What the task asks: Provide only the number of lines in the data below that contain the word "color".

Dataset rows
--------

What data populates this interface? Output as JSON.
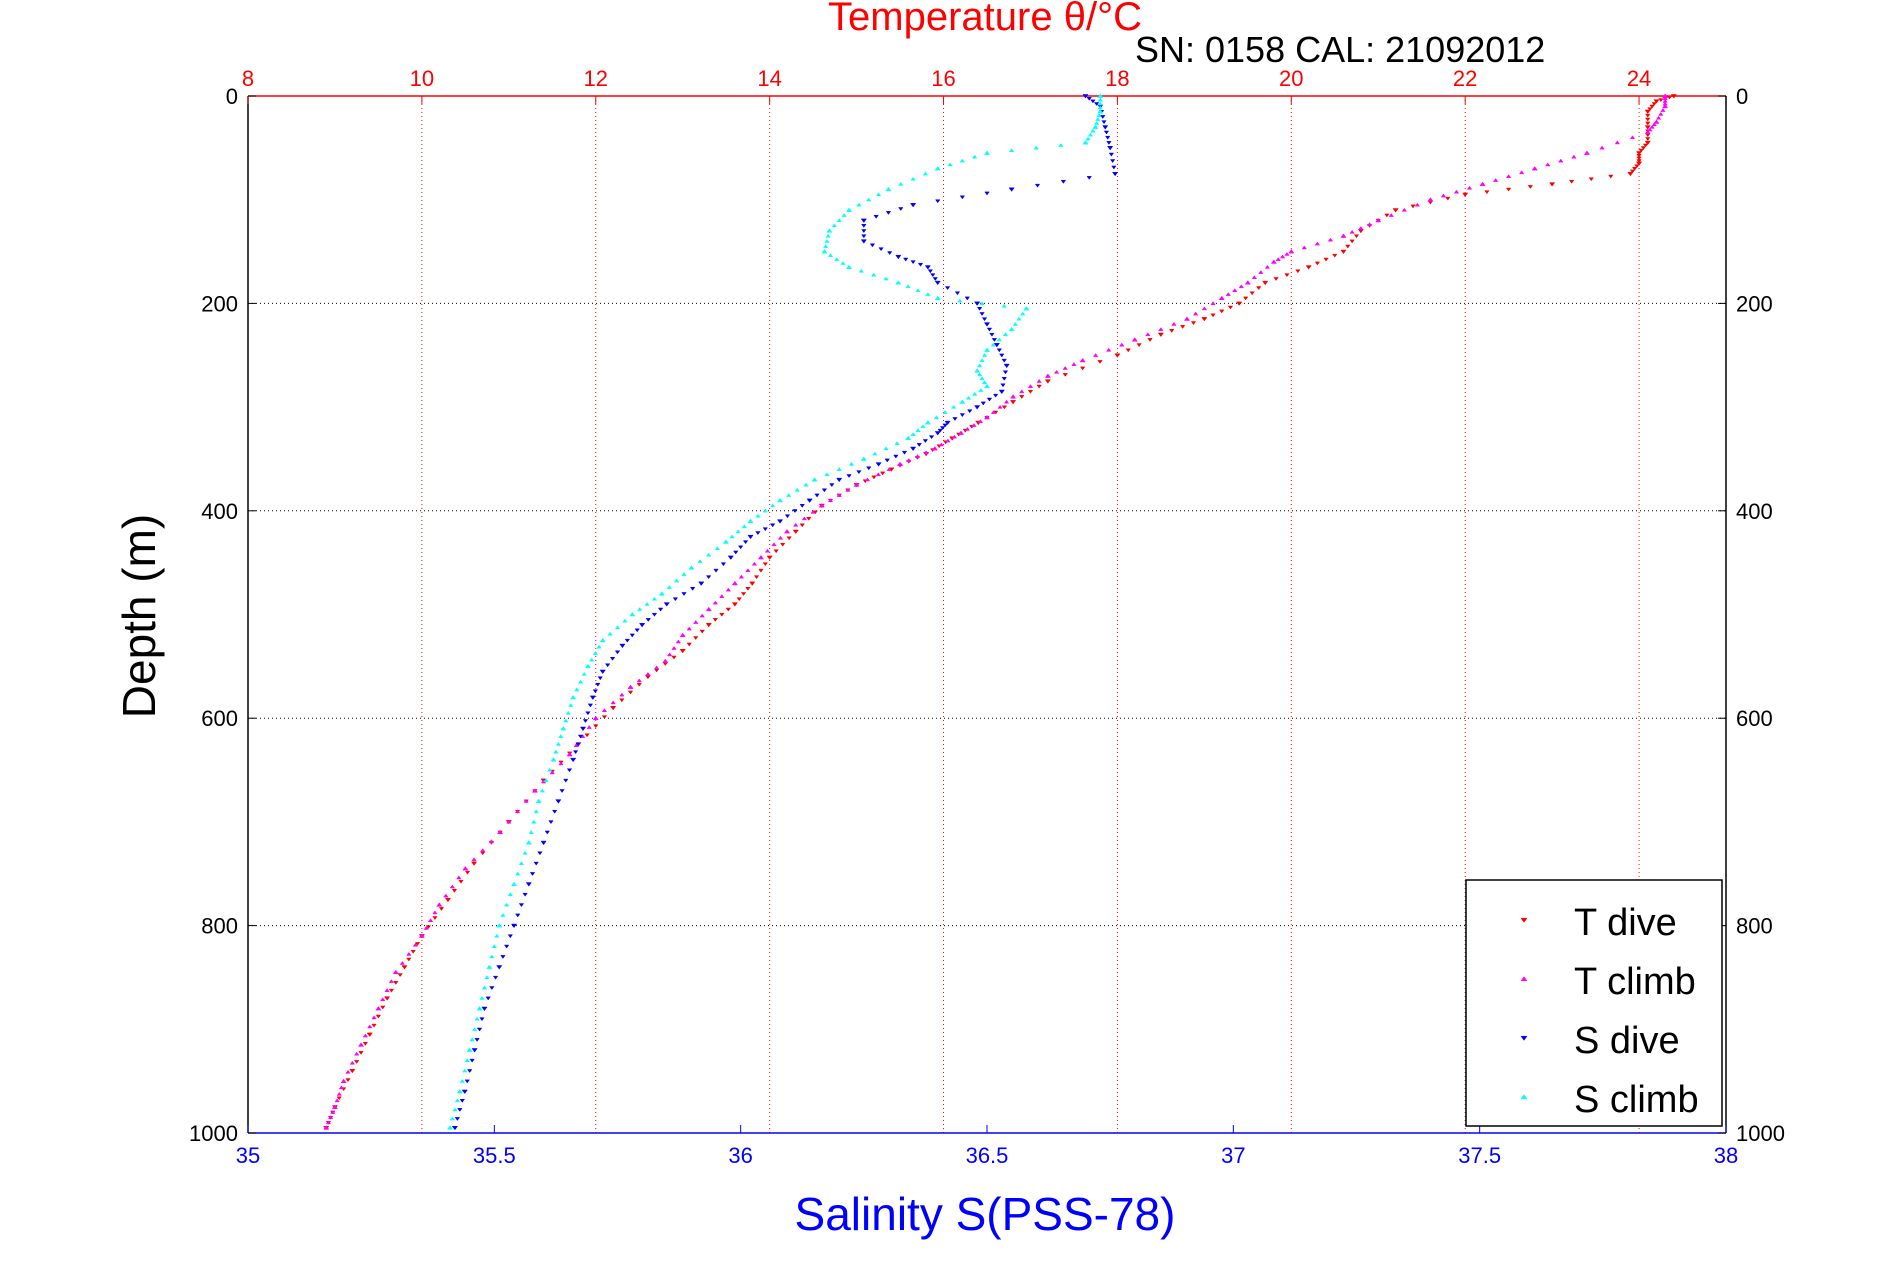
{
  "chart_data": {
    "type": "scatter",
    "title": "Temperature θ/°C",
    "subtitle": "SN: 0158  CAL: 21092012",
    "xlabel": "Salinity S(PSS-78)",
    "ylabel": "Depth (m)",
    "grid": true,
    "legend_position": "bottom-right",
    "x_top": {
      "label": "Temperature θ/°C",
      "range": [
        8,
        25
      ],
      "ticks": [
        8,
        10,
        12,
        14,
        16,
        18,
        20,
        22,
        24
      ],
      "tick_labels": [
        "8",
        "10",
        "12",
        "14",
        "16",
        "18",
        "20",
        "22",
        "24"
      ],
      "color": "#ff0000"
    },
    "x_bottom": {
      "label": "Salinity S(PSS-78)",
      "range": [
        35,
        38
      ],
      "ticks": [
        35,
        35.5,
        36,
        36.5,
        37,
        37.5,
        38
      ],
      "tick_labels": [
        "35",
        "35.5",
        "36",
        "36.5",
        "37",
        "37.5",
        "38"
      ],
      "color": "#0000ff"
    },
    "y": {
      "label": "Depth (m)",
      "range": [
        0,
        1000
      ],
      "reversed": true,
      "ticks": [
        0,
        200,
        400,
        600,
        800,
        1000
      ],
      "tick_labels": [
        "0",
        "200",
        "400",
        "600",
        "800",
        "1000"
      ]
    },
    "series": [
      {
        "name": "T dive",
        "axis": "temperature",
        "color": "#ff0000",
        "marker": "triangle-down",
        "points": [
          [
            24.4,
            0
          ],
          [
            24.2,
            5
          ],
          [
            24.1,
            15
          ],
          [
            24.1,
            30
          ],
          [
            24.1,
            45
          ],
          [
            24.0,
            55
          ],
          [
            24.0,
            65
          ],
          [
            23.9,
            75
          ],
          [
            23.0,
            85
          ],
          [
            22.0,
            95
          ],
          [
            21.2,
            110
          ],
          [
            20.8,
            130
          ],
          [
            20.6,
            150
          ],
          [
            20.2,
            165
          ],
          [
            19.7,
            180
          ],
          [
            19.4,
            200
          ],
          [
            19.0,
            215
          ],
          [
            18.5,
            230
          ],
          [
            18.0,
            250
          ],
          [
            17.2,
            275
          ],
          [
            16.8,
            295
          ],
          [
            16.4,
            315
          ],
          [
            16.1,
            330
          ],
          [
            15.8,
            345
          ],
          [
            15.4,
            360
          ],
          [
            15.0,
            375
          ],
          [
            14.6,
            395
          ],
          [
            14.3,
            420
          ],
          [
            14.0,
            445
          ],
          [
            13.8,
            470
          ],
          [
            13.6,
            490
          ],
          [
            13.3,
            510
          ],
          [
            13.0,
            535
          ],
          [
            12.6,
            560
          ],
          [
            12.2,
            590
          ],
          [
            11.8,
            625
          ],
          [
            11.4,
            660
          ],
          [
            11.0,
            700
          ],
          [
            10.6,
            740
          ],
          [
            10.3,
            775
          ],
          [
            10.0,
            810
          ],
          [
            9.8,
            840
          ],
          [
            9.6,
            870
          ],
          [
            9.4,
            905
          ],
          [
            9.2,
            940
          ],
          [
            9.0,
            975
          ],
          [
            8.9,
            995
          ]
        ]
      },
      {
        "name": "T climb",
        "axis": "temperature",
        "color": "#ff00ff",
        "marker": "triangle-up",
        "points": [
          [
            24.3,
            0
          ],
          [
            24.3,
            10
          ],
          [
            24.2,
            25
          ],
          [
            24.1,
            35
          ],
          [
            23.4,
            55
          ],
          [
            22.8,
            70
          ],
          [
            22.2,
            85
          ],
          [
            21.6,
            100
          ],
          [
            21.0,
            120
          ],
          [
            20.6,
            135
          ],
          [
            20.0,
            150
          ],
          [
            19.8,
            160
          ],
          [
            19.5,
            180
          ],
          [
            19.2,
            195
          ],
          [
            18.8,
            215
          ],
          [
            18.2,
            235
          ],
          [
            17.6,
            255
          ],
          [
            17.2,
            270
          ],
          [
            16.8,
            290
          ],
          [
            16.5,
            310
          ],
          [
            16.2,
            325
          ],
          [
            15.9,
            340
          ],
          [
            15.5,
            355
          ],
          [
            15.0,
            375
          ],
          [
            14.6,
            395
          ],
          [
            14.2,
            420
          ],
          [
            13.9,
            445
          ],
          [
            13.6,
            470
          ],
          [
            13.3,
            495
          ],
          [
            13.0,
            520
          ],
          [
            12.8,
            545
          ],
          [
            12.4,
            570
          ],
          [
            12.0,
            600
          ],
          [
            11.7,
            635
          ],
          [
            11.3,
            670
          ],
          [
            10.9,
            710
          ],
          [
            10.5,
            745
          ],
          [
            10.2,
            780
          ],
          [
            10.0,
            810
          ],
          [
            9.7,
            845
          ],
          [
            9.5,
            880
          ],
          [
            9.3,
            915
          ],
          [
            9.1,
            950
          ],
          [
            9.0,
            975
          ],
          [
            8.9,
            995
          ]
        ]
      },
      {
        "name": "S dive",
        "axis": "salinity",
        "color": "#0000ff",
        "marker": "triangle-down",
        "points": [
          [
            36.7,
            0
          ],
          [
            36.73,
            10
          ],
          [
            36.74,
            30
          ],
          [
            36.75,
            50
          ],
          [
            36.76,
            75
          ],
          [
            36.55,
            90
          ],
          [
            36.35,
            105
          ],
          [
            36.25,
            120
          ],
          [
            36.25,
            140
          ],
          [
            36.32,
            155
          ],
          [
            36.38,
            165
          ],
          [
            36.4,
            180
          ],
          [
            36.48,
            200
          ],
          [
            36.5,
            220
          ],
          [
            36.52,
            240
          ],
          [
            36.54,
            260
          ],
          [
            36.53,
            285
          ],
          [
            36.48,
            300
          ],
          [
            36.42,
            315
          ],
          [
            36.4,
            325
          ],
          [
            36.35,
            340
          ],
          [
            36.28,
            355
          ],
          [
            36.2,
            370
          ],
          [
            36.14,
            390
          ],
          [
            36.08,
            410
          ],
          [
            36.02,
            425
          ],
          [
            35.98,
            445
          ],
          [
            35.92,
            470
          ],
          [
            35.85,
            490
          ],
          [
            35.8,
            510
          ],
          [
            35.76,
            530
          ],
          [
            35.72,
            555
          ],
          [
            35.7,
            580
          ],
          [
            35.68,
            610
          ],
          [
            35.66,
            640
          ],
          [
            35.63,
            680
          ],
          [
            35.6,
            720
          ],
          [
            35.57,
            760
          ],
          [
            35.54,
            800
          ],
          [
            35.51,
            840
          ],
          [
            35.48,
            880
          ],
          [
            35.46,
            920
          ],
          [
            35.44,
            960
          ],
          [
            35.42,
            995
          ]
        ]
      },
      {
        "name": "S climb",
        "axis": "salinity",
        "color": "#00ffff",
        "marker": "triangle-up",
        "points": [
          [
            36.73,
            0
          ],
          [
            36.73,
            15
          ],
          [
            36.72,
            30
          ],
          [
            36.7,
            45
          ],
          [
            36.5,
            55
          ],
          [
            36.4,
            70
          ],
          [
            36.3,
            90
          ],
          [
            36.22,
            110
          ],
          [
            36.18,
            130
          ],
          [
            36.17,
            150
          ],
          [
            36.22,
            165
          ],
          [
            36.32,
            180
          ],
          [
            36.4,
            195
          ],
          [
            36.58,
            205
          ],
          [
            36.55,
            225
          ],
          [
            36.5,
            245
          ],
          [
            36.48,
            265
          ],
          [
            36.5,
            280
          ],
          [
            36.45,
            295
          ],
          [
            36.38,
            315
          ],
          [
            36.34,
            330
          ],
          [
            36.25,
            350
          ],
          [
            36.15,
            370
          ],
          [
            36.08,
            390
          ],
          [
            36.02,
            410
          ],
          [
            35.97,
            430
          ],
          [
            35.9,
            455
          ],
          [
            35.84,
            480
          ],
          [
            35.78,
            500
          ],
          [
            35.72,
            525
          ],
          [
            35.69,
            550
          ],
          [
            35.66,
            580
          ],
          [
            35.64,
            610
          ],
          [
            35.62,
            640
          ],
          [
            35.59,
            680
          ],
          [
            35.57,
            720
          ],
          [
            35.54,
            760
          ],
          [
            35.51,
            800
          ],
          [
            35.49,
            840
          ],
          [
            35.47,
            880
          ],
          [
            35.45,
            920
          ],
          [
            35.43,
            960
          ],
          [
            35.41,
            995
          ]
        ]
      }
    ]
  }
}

--------

Solution for this task: 6